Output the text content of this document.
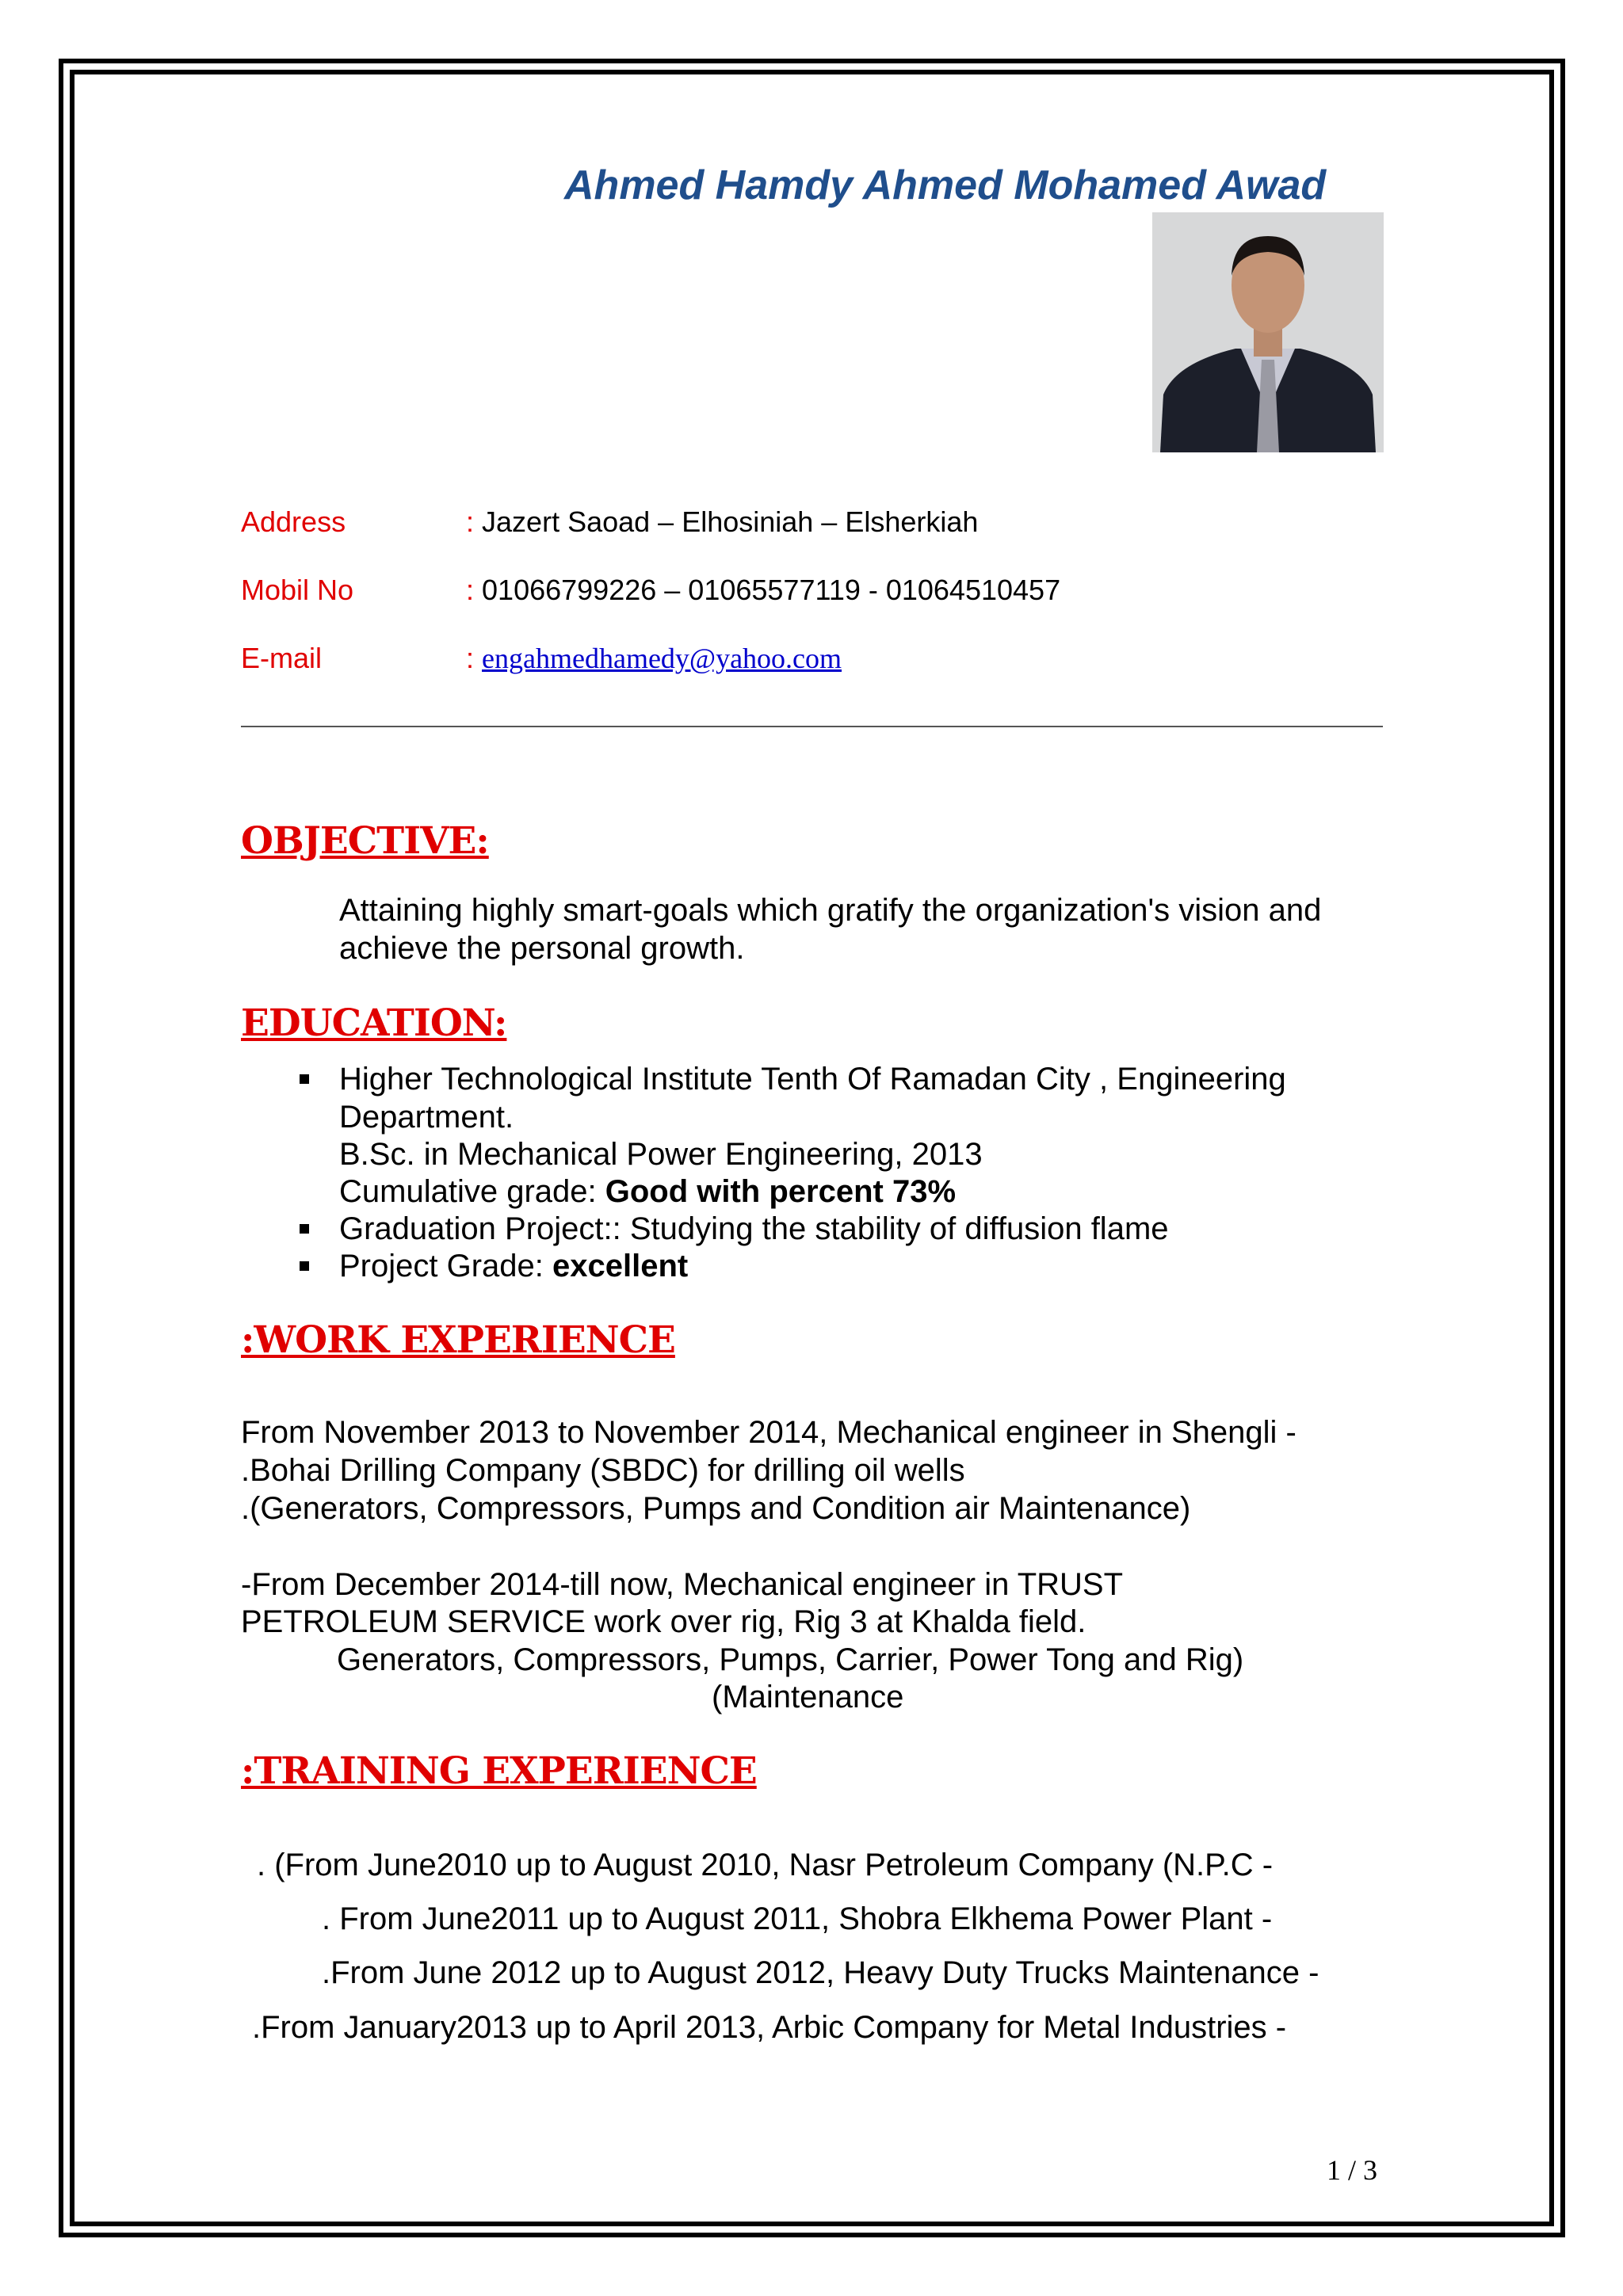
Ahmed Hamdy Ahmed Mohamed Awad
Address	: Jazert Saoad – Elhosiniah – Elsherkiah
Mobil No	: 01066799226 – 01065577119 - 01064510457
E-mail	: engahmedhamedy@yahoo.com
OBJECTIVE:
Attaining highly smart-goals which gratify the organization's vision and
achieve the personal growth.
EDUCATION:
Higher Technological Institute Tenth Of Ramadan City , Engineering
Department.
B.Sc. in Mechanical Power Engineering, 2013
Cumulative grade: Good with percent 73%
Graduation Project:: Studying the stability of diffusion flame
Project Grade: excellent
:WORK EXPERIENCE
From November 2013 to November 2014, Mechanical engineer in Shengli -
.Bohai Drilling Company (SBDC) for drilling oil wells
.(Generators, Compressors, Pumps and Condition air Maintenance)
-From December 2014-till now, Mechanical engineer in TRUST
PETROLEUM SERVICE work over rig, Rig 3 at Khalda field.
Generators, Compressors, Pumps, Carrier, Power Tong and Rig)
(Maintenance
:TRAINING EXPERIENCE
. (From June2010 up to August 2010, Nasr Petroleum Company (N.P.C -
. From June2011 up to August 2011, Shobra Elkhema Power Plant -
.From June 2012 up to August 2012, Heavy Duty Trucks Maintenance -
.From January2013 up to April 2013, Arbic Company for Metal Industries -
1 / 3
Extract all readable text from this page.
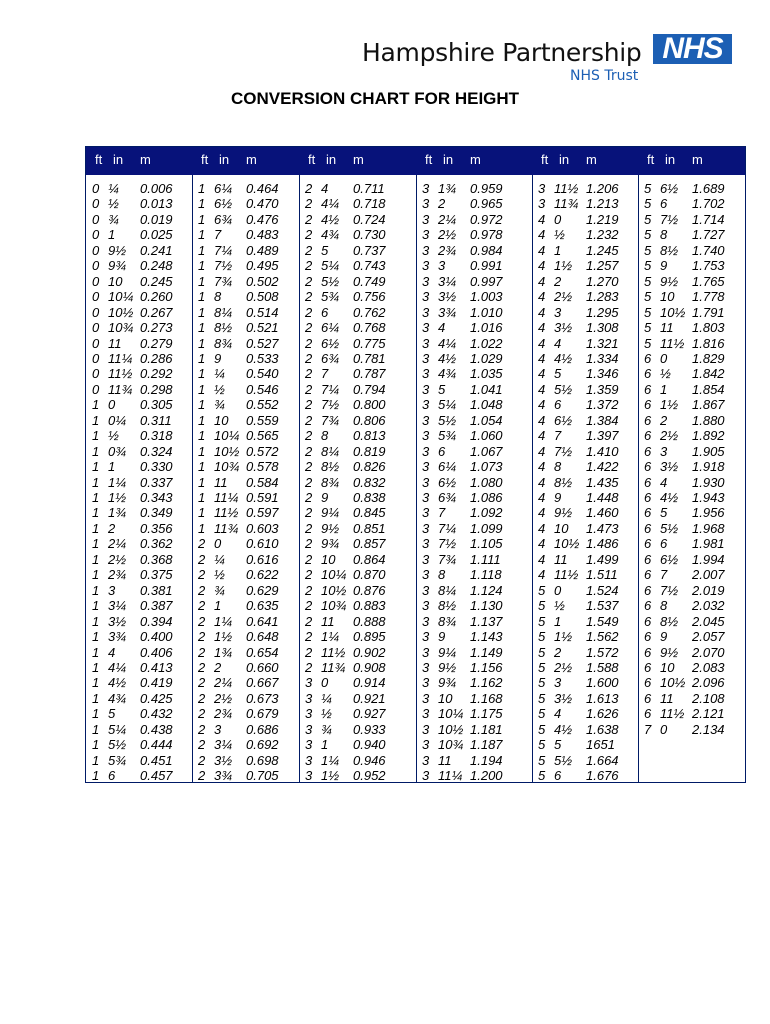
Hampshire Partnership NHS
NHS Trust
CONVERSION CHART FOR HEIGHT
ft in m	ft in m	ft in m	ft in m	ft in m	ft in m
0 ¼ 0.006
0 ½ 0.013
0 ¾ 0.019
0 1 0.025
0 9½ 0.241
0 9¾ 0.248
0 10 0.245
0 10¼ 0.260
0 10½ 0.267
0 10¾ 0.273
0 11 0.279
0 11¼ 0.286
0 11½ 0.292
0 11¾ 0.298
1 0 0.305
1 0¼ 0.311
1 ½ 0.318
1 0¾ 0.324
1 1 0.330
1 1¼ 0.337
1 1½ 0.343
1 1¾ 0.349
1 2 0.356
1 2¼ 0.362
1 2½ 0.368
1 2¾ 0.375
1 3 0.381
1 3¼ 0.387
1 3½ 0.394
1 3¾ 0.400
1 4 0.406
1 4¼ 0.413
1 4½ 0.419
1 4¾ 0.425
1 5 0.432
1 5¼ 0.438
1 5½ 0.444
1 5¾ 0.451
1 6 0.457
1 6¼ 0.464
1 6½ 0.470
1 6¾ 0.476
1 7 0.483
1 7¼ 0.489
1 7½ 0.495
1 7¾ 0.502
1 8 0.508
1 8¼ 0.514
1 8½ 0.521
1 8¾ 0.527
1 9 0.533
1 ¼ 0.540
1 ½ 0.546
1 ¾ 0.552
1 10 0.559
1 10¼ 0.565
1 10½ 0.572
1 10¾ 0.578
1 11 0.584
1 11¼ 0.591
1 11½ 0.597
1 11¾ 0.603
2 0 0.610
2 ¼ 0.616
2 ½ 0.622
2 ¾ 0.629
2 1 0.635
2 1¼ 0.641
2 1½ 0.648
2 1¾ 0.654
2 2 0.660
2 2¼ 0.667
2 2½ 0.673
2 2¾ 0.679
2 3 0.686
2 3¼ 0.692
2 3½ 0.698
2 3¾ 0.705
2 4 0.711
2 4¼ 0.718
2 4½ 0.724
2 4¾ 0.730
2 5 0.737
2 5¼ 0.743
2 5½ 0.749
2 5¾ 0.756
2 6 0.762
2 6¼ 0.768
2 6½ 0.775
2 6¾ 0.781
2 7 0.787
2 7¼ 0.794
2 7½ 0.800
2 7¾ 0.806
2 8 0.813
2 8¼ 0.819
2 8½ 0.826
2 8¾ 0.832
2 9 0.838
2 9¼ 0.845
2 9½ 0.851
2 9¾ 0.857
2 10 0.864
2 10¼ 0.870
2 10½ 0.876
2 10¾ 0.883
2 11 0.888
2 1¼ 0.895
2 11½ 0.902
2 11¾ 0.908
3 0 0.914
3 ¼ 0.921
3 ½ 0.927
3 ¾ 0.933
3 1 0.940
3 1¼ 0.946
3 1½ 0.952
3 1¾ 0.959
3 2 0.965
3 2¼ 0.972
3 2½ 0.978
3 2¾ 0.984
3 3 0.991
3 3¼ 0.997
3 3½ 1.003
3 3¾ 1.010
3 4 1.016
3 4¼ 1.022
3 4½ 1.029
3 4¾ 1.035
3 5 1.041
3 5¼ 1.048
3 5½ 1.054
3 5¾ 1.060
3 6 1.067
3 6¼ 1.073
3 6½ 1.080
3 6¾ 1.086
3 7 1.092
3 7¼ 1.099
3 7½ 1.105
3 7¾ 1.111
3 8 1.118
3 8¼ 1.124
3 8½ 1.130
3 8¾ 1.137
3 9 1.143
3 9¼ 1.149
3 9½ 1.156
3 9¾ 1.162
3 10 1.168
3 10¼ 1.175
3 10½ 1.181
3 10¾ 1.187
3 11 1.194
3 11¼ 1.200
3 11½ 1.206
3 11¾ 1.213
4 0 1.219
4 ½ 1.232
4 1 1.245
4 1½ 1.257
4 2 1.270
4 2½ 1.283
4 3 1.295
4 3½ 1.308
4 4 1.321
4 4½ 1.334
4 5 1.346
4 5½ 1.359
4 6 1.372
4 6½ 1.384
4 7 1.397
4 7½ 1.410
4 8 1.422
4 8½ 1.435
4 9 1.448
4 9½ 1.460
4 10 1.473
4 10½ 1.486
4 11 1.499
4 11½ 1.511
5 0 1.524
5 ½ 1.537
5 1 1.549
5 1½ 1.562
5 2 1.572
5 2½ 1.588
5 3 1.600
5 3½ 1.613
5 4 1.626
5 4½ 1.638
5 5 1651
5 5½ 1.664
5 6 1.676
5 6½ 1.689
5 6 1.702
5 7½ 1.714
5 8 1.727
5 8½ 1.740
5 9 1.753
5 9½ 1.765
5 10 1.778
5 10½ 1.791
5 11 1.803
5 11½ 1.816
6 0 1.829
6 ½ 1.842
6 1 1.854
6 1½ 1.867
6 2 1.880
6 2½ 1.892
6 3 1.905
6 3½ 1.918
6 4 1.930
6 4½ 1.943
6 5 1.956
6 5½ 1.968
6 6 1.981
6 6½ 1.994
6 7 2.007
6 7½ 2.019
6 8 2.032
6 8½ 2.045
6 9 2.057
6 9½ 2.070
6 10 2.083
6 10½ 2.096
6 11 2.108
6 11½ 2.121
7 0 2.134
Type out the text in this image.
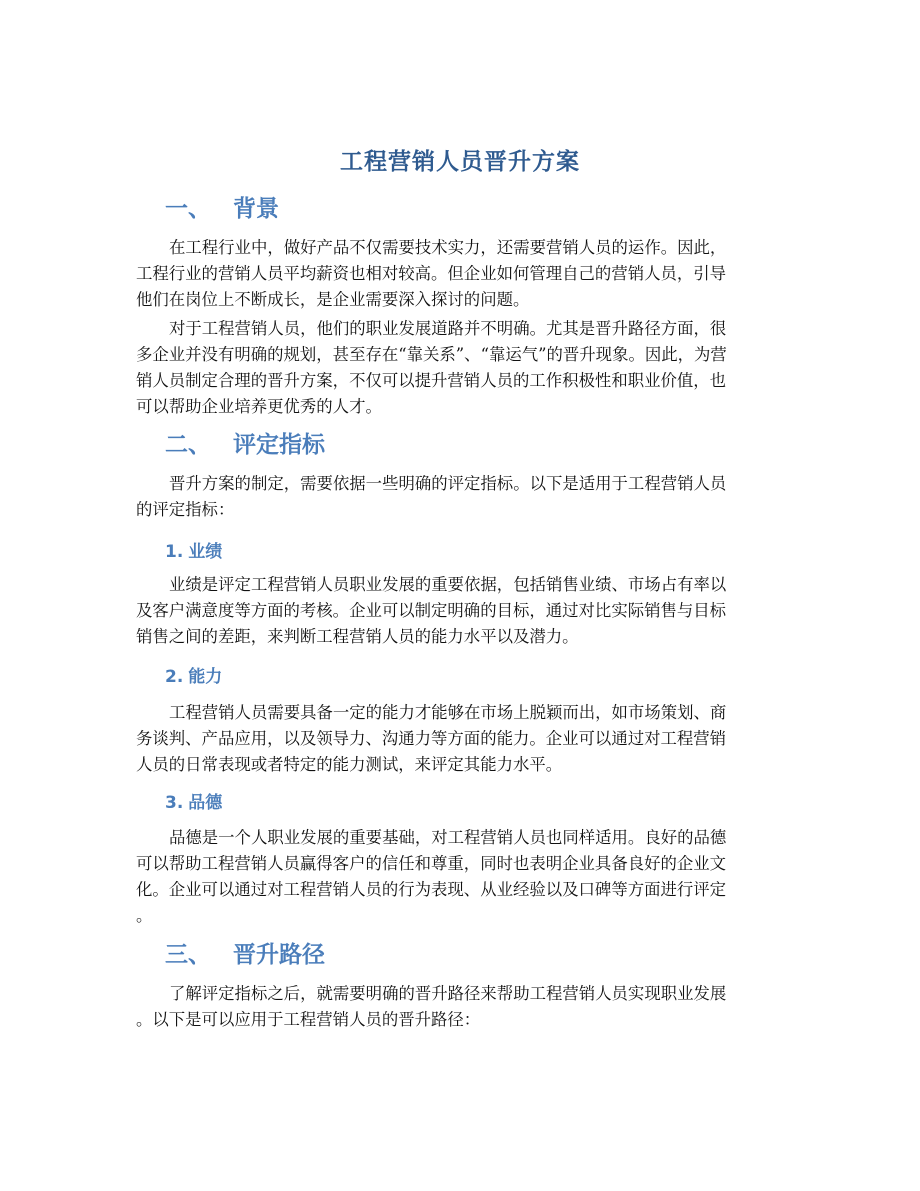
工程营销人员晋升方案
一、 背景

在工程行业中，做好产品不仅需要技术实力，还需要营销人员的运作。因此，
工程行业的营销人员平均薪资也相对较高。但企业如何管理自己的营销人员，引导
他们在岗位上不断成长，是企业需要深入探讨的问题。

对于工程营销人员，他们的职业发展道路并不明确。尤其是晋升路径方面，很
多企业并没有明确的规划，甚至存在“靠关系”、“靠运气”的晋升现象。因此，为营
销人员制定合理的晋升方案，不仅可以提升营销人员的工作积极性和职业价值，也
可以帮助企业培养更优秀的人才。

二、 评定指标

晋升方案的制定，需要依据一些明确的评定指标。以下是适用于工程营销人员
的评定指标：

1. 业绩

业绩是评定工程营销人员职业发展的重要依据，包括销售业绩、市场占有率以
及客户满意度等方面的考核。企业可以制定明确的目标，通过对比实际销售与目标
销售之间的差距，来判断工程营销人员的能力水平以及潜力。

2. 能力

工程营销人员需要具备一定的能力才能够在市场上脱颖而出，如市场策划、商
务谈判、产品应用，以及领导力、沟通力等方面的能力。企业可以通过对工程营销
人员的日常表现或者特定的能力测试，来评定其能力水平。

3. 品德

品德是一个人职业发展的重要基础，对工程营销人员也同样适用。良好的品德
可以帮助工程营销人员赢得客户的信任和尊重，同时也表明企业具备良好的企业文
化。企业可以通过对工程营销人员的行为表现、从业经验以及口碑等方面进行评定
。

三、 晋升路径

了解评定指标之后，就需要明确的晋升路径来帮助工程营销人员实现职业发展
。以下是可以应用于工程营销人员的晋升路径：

++++++

Go through the listing above and locate each line that holds the word "August". Copy those lines.

- [Task result]:
. (From June2010 up to August 2010, Nasr Petroleum Company (N.P.C -
. From June2011 up to August 2011, Shobra Elkhema Power Plant -
.From June 2012 up to August 2012, Heavy Duty Trucks Maintenance -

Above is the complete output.